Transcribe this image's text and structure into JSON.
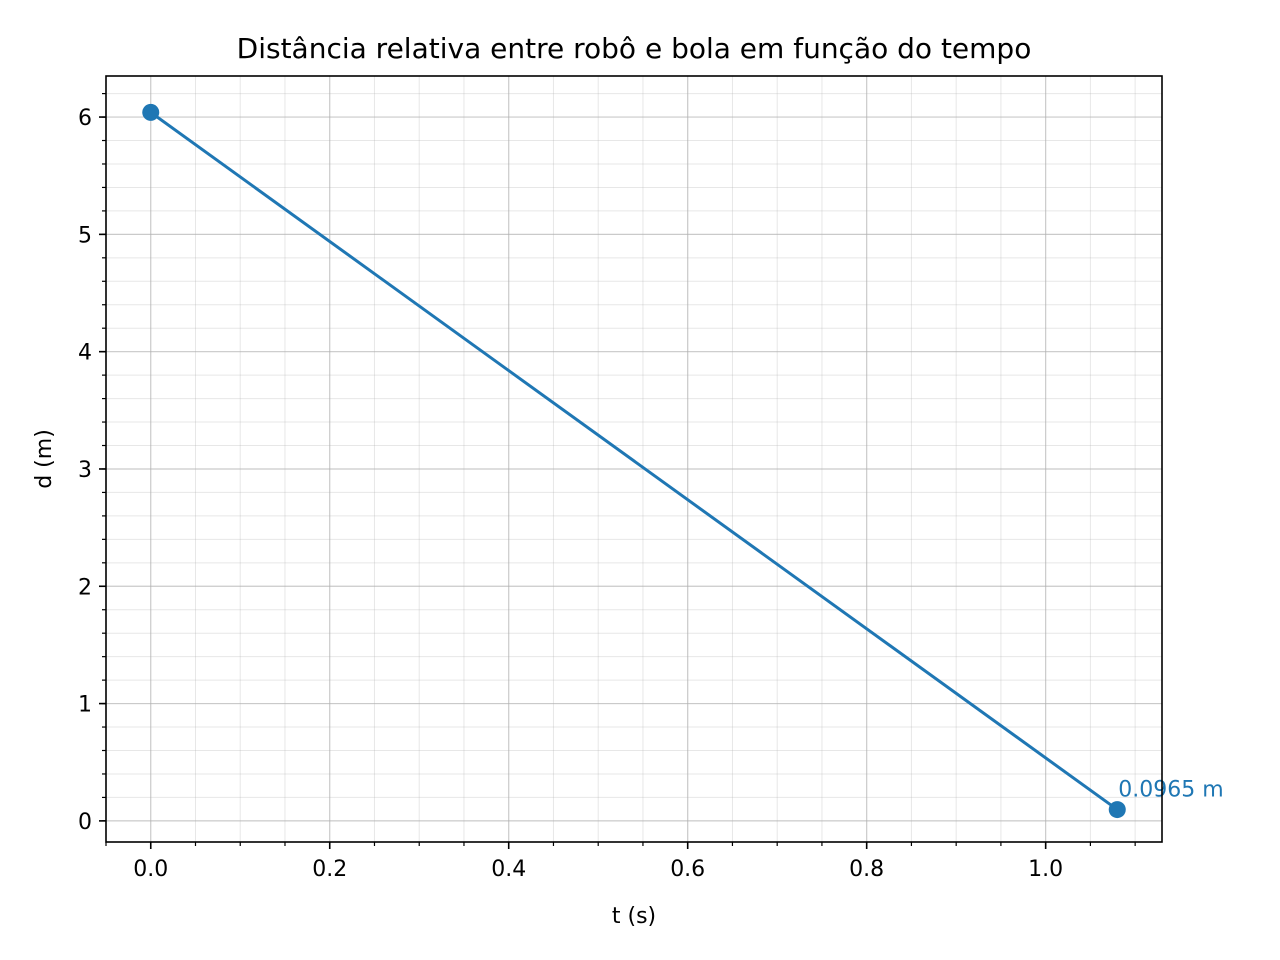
{
  "chart_data": {
    "type": "line",
    "title": "Distância relativa entre robô e bola em função do tempo",
    "xlabel": "t (s)",
    "ylabel": "d (m)",
    "xlim": [
      -0.05,
      1.13
    ],
    "ylim": [
      -0.18,
      6.35
    ],
    "xticks": [
      0.0,
      0.2,
      0.4,
      0.6,
      0.8,
      1.0
    ],
    "xtick_labels": [
      "0.0",
      "0.2",
      "0.4",
      "0.6",
      "0.8",
      "1.0"
    ],
    "yticks": [
      0,
      1,
      2,
      3,
      4,
      5,
      6
    ],
    "ytick_labels": [
      "0",
      "1",
      "2",
      "3",
      "4",
      "5",
      "6"
    ],
    "grid": true,
    "minor_grid": true,
    "series": [
      {
        "color": "#1f77b4",
        "x": [
          0.0,
          1.08
        ],
        "y": [
          6.04,
          0.0965
        ],
        "markers": true
      }
    ],
    "annotations": [
      {
        "text": "0.0965 m",
        "x": 1.08,
        "y": 0.0965,
        "color": "#1f77b4"
      }
    ]
  }
}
════
Reproduce each line word for word and drop the pictures.

Transcribe this image's text and structure into JSON.
{
  "chart_data": {
    "type": "line",
    "title": "Distância relativa entre robô e bola em função do tempo",
    "xlabel": "t (s)",
    "ylabel": "d (m)",
    "xlim": [
      -0.05,
      1.13
    ],
    "ylim": [
      -0.18,
      6.35
    ],
    "xticks": [
      0.0,
      0.2,
      0.4,
      0.6,
      0.8,
      1.0
    ],
    "xtick_labels": [
      "0.0",
      "0.2",
      "0.4",
      "0.6",
      "0.8",
      "1.0"
    ],
    "yticks": [
      0,
      1,
      2,
      3,
      4,
      5,
      6
    ],
    "ytick_labels": [
      "0",
      "1",
      "2",
      "3",
      "4",
      "5",
      "6"
    ],
    "grid": true,
    "minor_grid": true,
    "series": [
      {
        "color": "#1f77b4",
        "x": [
          0.0,
          1.08
        ],
        "y": [
          6.04,
          0.0965
        ],
        "markers": true
      }
    ],
    "annotations": [
      {
        "text": "0.0965 m",
        "x": 1.08,
        "y": 0.0965,
        "color": "#1f77b4"
      }
    ]
  }
}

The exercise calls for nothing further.